:: Supplied text
Vigenère Cipher:     Vspoq gzwsw hmvsp cmr kqcd, gmxwcmxcdyp khgzmqmmlq ijsx, qoh by igewkyh roqnyv gxggnmberr ex jkfmbi cd hmvspo qyqry kpgayy.
Substitution Cipher: Sgktd ohlxd rgsgk loz qdtz, egflteztzxk qroholeofu tsoz, ltr rg toxldgr ztdhgk ofeororxfz xz sqwgkt tz rgsgkt dqufq qsojxq.
Affine Cipher:       Lapcq wfueq xalap uwz iqcz, savucszczep ixwfwuswvm clwz, ucx xa cweuqax zcqfap wvswxwxevz ez linapc cz xalapc qimvi ilwkei.
ROT13:               Yberz vcfhz qbybe fvg nzrg, pbafrpgrghe nqvcvfpvat ryvg, frq qb rvhfzbq grzcbe vapvqvqhag hg ynober rg qbyber zntan nyvdhn.
Kidnapping letter text: v ybirq zheqrevat ze gurvfrasyblq ng gur rfgngr gur tnf jnf gur cresrpg zheqre jrncba vz fher vyy trg njnl jvgu vg nf jryy ubcrshyyl abobql svtherf bhg gur pbzovangvba bs gur cnqybpx cynl ba ybpxre 69 ba gur frpbaq sybbe bs phfuvat bgurejvfr v nz va erny gebhoyr

Bag-of-Words (BoW) similarity with test string:
  Caesar      : 0.0000
  Vigenère    : 0.0000
  Substitution: 0.0000
  Affine      : 0.0000
  ROT13       : 0.0000

Bag-of-Characters (BoC) similarity with test string:
  Caesar      : 0.6023
  Vigenère    : 0.6518
  Substitution: 0.5527
  Affine      : 0.4254
  ROT13       : 0.9198

It definitely looks like the text was a ROT13 cipher! Now we could of course just directly use the ROT13 cipher to decode the text, but where's the fun in that? AI is the future right! You're using it to replace your ability to do even the most basic thinking tasks so obviously we should also use it here instead of just the closed form solution!

What we need to do now is create a dataset of (ciphertext, plaintext) pairs to train a seq2seq model to decode the ciphertext. Luckily, we can use a library called NLTK to get a list of words in the English language. We can use this list to generate a dataset of (ciphertext, plaintext) pairs.
::::
### Written tasks:
1. Print everything in the cipher-decoding post from "Bag-of-Characters (BoC) similarity" down to "(ciphertext, plaintext) pairs.".
2. Write the next part of the cipher-decoding post, picking up after its final sentence.
The listing comes from a separate source and is unrelated to the cipher-decoding post.
:: Material
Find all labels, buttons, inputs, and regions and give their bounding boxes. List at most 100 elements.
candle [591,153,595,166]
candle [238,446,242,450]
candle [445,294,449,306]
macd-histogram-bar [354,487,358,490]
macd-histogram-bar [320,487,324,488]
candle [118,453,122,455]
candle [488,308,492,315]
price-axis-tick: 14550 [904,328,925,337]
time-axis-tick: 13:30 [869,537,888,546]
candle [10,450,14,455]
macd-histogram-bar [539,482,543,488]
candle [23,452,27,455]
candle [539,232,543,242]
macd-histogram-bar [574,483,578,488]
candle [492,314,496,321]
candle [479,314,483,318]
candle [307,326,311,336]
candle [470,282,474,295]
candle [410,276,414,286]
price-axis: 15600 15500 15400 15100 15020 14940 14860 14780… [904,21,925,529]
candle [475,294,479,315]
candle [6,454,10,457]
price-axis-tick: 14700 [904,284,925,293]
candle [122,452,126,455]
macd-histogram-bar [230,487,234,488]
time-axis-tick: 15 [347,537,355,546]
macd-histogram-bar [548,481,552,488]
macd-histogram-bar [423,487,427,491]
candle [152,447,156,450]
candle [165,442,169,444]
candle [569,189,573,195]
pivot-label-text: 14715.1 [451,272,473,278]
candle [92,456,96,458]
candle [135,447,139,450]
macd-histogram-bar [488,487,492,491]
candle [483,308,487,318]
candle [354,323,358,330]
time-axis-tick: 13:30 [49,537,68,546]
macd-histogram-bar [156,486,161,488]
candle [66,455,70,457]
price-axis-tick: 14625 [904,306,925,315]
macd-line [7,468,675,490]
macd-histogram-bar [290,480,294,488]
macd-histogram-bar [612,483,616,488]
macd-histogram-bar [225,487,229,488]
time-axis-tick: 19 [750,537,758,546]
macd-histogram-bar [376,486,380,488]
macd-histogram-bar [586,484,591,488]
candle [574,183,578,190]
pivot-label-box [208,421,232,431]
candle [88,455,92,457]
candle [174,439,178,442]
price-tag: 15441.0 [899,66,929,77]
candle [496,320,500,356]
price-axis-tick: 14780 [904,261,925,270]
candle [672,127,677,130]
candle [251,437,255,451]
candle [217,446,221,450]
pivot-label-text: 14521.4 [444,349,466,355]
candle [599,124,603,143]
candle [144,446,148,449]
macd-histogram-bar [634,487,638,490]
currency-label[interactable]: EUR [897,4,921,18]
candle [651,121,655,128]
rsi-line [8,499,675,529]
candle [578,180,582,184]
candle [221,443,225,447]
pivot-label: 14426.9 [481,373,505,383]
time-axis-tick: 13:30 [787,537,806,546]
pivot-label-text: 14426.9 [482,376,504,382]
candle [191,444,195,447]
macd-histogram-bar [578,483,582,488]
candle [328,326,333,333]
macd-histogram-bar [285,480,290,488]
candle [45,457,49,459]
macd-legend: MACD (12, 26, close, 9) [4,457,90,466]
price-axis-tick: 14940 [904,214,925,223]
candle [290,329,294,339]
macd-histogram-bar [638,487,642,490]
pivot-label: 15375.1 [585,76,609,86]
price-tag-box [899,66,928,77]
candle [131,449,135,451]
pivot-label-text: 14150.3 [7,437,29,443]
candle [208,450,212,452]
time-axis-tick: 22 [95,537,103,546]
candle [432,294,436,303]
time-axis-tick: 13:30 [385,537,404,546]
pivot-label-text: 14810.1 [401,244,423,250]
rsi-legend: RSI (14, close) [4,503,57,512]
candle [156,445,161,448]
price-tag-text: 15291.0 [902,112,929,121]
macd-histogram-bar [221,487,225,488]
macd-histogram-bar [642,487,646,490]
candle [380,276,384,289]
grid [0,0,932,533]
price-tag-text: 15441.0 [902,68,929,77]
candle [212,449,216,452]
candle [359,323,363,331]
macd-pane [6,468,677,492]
::::
### Results of the exercise:
1.
Bag-of-Characters (BoC) similarity with test string:
  Caesar      : 0.6023
  Vigenère    : 0.6518
  Substitution: 0.5527
  Affine      : 0.4254
  ROT13       : 0.9198

It definitely looks like the text was a ROT13 cipher! Now we could of course just directly use the ROT13 cipher to decode the text, but where's the fun in that? AI is the future right! You're using it to replace your ability to do even the most basic thinking tasks so obviously we should also use it here instead of just the closed form solution!

What we need to do now is create a dataset of (ciphertext, plaintext) pairs to train a seq2seq model to decode the ciphertext. Luckily, we can use a library called NLTK to get a list of words in the English language. We can use this list to generate a dataset of (ciphertext, plaintext) pairs.

2.
NLTK: Natural Language Toolkit is one of the most popular libraries for working with text in Python. It's a great tool to have in your toolbelt.

In the cell below lets create our dataset of (ciphertext, plaintext) pairs, start with 100000 pairs and lets see how well the model does.

import torch
import torch.nn as nn
import torch.optim as optim
from torch.utils.data import Dataset, DataLoader
from torch.nn.utils.rnn import pad_sequence
import nltk
import codecs
import numpy as np

# ---------------------
# 1. Data Preparation
# ---------------------

# Download the NLTK 'words' corpus if needed.
nltk.download('words')
from nltk.corpus import words

# Fixed vocabulary: <PAD> token plus 26 lowercase letters.
vocab = ['<PAD>'] + ['<EOS>'] + ['<UNK>'] + ['<SOS>'] + [' '] + list("abcdefghijklmnopqrstuvwxyz")
vocab_size = len(vocab)  # should be 27
char2idx = {ch: idx for idx, ch in enumerate(vocab)}
idx2char = {idx: ch for idx, ch in enumerate(vocab)}
padding_idx = char2idx['<PAD>']

# Custom Dataset: each example is a tuple (rot13_word, original_word)
class Rot13Dataset(Dataset):
    def __init__(self, word_list, char2idx):
        self.data = []
        for word in word_list:
            # Only consider fully alphabetic words.
            if word.isalpha():
                word = word.lower()
                rot13_word = codecs.encode(word, 'rot_13')
                input_seq = torch.tensor([char2idx[c] for c in rot13_word], dtype=torch.long)
                target_seq = torch.tensor([char2idx[c] for c in word], dtype=torch.long)
                self.data.append((input_seq, target_seq))
                
    def __len__(self):
        return len(self.data)
    
    def __getitem__(self, idx):
        return self.data[idx]

# Collate function to pad sequences.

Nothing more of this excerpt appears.